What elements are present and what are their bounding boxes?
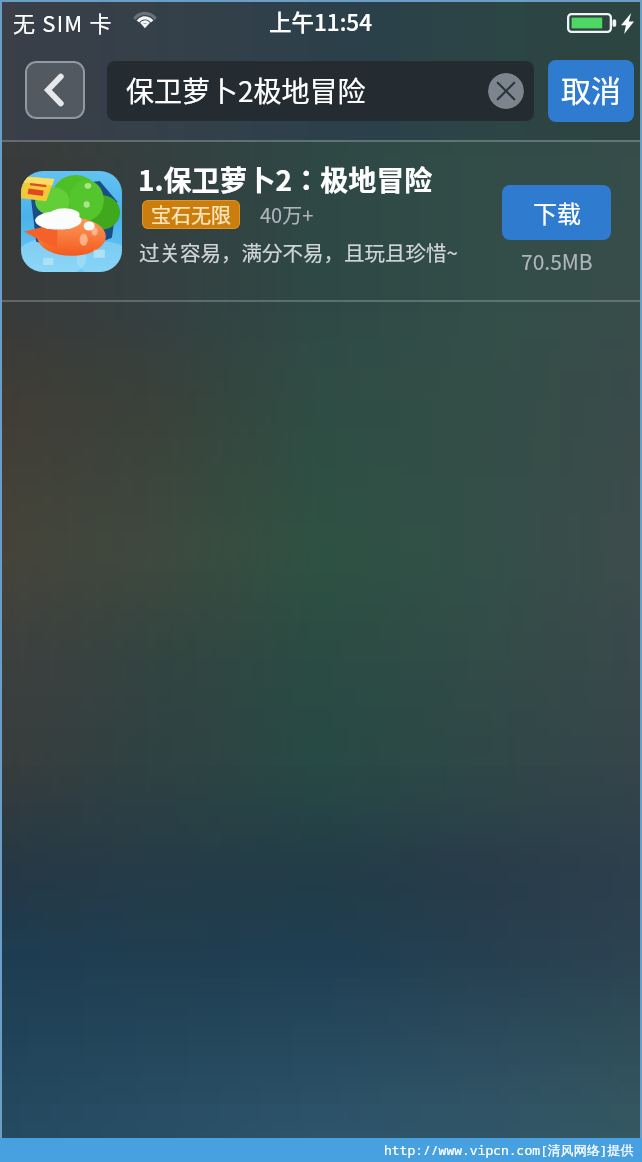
staticText: 1.保卫萝卜2：极地冒险 [138, 159, 433, 200]
staticText: 70.5MB [521, 246, 593, 276]
button[interactable]: 取消 [548, 60, 634, 122]
staticText: 宝石无限 [151, 200, 231, 229]
button[interactable]: Clear search [488, 73, 524, 109]
staticText: 下载 [533, 195, 581, 230]
staticText: 保卫萝卜2极地冒险 [126, 70, 366, 111]
button[interactable]: 1.保卫萝卜2：极地冒险 [2, 142, 640, 300]
staticText: 上午11:54 [269, 5, 373, 38]
staticText: 40万+ [260, 200, 314, 229]
staticText: 取消 [561, 67, 621, 110]
button[interactable]: 下载 [502, 185, 611, 240]
staticText: http://www.vipcn.com[清风网络]提供 [384, 1141, 634, 1159]
staticText: 过关容易，满分不易，且玩且珍惜~ [139, 237, 458, 267]
button[interactable]: 保卫萝卜2极地冒险 [107, 61, 534, 121]
button[interactable]: Back [25, 61, 85, 119]
staticText: 无 SIM 卡 [13, 6, 113, 38]
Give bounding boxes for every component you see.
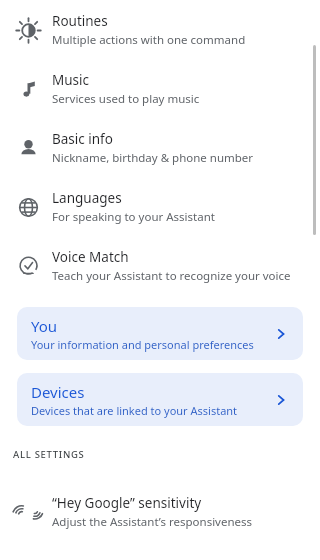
staticText: Languages [52,189,122,207]
button[interactable]: Music [0,59,320,118]
other: Voice Match [18,256,39,277]
staticText: Devices [31,382,85,402]
staticText: Teach your Assistant to recognize your v… [52,268,291,284]
button[interactable]: Languages [0,177,320,236]
staticText: Adjust the Assistant’s responsiveness [52,514,253,530]
staticText: Your information and personal preference… [31,337,254,352]
other: Routines [18,20,39,41]
staticText: Devices that are linked to your Assistan… [31,403,238,418]
other: Hey Google sensitivity [18,502,39,523]
staticText: Multiple actions with one command [52,32,246,48]
staticText: Basic info [52,130,113,148]
staticText: You [31,316,58,336]
button[interactable]: Devices [17,373,303,426]
button[interactable]: You [17,307,303,360]
other: Basic info [18,138,39,159]
button[interactable]: Routines [0,0,320,59]
staticText: ALL SETTINGS [13,448,85,461]
other: Languages [18,197,39,218]
button[interactable]: Basic info [0,118,320,177]
other: Music [18,79,39,100]
staticText: Voice Match [52,248,129,266]
staticText: Nickname, birthday & phone number [52,150,254,166]
button[interactable]: Hey Google sensitivity [0,482,320,541]
staticText: Routines [52,12,108,30]
staticText: For speaking to your Assistant [52,209,215,225]
staticText: Music [52,71,90,89]
button[interactable]: Voice Match [0,236,320,295]
staticText: “Hey Google” sensitivity [52,494,202,512]
staticText: Services used to play music [52,91,200,107]
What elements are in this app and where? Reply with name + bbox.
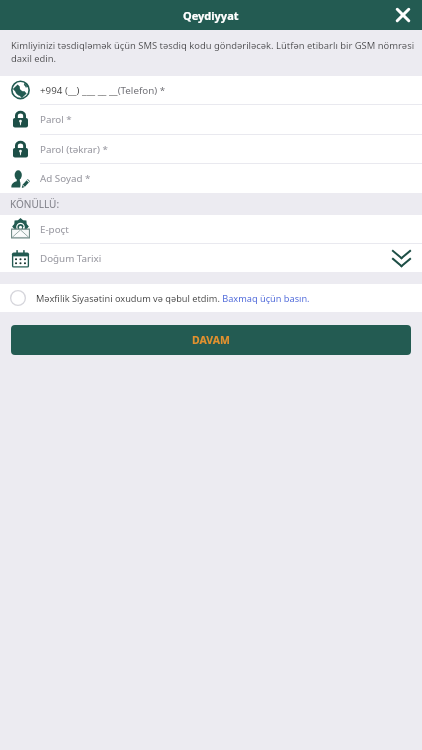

• • • • •

What is being asked: Rewrite the rows above with "Voice Match" replaced by "Voice ID" everywhere it appears, changing nothing else, and leave out the pictures.

Output of the exercise:
What elements are present and what are their bounding boxes?
staticText: 1.保卫萝卜2：极地冒险 [138, 159, 433, 200]
staticText: 70.5MB [521, 246, 593, 276]
button[interactable]: 取消 [548, 60, 634, 122]
staticText: 宝石无限 [151, 200, 231, 229]
button[interactable]: Clear search [488, 73, 524, 109]
staticText: 下载 [533, 195, 581, 230]
staticText: 保卫萝卜2极地冒险 [126, 70, 366, 111]
button[interactable]: 1.保卫萝卜2：极地冒险 [2, 142, 640, 300]
staticText: 上午11:54 [269, 5, 373, 38]
staticText: 40万+ [260, 200, 314, 229]
staticText: 取消 [561, 67, 621, 110]
button[interactable]: 下载 [502, 185, 611, 240]
staticText: http://www.vipcn.com[清风网络]提供 [384, 1141, 634, 1159]
staticText: 过关容易，满分不易，且玩且珍惜~ [139, 237, 458, 267]
button[interactable]: 保卫萝卜2极地冒险 [107, 61, 534, 121]
button[interactable]: Back [25, 61, 85, 119]
staticText: 无 SIM 卡 [13, 6, 113, 38]
Give bounding boxes for every component you see.
staticText: Languages [52,189,122,207]
button[interactable]: Music [0,59,320,118]
other: Voice ID [18,256,39,277]
staticText: Devices [31,382,85,402]
staticText: Teach your Assistant to recognize your v… [52,268,291,284]
button[interactable]: Languages [0,177,320,236]
staticText: Adjust the Assistant’s responsiveness [52,514,253,530]
staticText: Your information and personal preference… [31,337,254,352]
other: Routines [18,20,39,41]
staticText: Devices that are linked to your Assistan… [31,403,238,418]
other: Hey Google sensitivity [18,502,39,523]
staticText: Multiple actions with one command [52,32,246,48]
staticText: Basic info [52,130,113,148]
staticText: You [31,316,58,336]
button[interactable]: Devices [17,373,303,426]
button[interactable]: You [17,307,303,360]
other: Basic info [18,138,39,159]
button[interactable]: Routines [0,0,320,59]
staticText: ALL SETTINGS [13,448,85,461]
other: Languages [18,197,39,218]
button[interactable]: Basic info [0,118,320,177]
other: Music [18,79,39,100]
staticText: Voice ID [52,248,129,266]
staticText: Nickname, birthday & phone number [52,150,254,166]
button[interactable]: Hey Google sensitivity [0,482,320,541]
staticText: Routines [52,12,108,30]
staticText: For speaking to your Assistant [52,209,215,225]
staticText: Music [52,71,90,89]
button[interactable]: Voice ID [0,236,320,295]
staticText: “Hey Google” sensitivity [52,494,202,512]
staticText: Services used to play music [52,91,200,107]
What elements are in this app and where? Reply with name + bbox.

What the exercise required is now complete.